Given problem
Restate every entry word for word.

— START —

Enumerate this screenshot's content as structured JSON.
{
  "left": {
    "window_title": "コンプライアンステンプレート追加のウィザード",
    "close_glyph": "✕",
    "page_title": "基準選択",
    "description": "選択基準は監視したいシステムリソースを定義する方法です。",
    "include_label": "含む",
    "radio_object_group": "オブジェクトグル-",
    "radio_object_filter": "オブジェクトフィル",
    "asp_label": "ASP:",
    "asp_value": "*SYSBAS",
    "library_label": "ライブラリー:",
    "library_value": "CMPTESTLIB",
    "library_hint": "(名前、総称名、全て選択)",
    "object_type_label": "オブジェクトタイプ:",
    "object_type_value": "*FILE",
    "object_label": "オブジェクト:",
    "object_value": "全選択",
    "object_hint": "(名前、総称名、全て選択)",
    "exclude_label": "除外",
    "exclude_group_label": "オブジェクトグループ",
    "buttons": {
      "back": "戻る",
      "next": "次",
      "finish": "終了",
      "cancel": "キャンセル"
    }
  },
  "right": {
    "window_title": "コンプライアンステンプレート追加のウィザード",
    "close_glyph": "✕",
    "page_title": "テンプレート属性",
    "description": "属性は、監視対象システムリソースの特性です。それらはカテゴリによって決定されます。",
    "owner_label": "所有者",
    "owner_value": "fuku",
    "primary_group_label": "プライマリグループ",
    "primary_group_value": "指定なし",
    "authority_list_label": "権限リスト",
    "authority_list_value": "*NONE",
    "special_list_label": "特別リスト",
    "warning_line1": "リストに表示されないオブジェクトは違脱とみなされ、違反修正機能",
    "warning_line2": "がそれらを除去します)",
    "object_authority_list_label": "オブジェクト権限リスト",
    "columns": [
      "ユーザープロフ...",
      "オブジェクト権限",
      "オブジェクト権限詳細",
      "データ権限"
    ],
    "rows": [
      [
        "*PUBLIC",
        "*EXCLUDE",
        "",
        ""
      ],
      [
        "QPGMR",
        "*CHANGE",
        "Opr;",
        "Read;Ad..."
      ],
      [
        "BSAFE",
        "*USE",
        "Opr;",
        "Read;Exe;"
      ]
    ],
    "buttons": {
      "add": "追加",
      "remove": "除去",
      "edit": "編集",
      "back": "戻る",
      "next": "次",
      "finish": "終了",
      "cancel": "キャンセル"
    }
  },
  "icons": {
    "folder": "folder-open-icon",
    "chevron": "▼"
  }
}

— END —

Full answer
Enumerate this screenshot's content as structured JSON.
{
  "left": {
    "window_title": "コンプライアンステンプレート追加のウィザード",
    "close_glyph": "✕",
    "page_title": "基準選択",
    "description": "選択基準は監視したいシステムリソースを定義する方法です。",
    "include_label": "含む",
    "radio_object_group": "オブジェクトグル-",
    "radio_object_filter": "オブジェクトフィル",
    "asp_label": "ASP:",
    "asp_value": "*SYSBAS",
    "library_label": "ライブラリー:",
    "library_value": "CMPTESTLIB",
    "library_hint": "(名前、総称名、全て選択)",
    "object_type_label": "オブジェクトタイプ:",
    "object_type_value": "*FILE",
    "object_label": "オブジェクト:",
    "object_value": "全選択",
    "object_hint": "(名前、総称名、全て選択)",
    "exclude_label": "除外",
    "exclude_group_label": "オブジェクトグループ",
    "buttons": {
      "back": "戻る",
      "next": "次",
      "finish": "終了",
      "cancel": "キャンセル"
    }
  },
  "right": {
    "window_title": "コンプライアンステンプレート追加のウィザード",
    "close_glyph": "✕",
    "page_title": "テンプレート属性",
    "description": "属性は、監視対象システムリソースの特性です。それらはカテゴリによって決定されます。",
    "owner_label": "所有者",
    "owner_value": "fuku",
    "primary_group_label": "プライマリグループ",
    "primary_group_value": "指定なし",
    "authority_list_label": "権限リスト",
    "authority_list_value": "*NONE",
    "special_list_label": "特別リスト",
    "warning_line1": "リストに表示されないオブジェクトは違脱とみなされ、違反修正機能",
    "warning_line2": "がそれらを除去します)",
    "object_authority_list_label": "オブジェクト権限リスト",
    "columns": [
      "ユーザープロフ...",
      "オブジェクト権限",
      "オブジェクト権限詳細",
      "データ権限"
    ],
    "rows": [
      [
        "*PUBLIC",
        "*EXCLUDE",
        "",
        ""
      ],
      [
        "QPGMR",
        "*CHANGE",
        "Opr;",
        "Read;Ad..."
      ],
      [
        "BSAFE",
        "*USE",
        "Opr;",
        "Read;Exe;"
      ]
    ],
    "buttons": {
      "add": "追加",
      "remove": "除去",
      "edit": "編集",
      "back": "戻る",
      "next": "次",
      "finish": "終了",
      "cancel": "キャンセル"
    }
  },
  "icons": {
    "folder": "folder-open-icon",
    "chevron": "▼"
  }
}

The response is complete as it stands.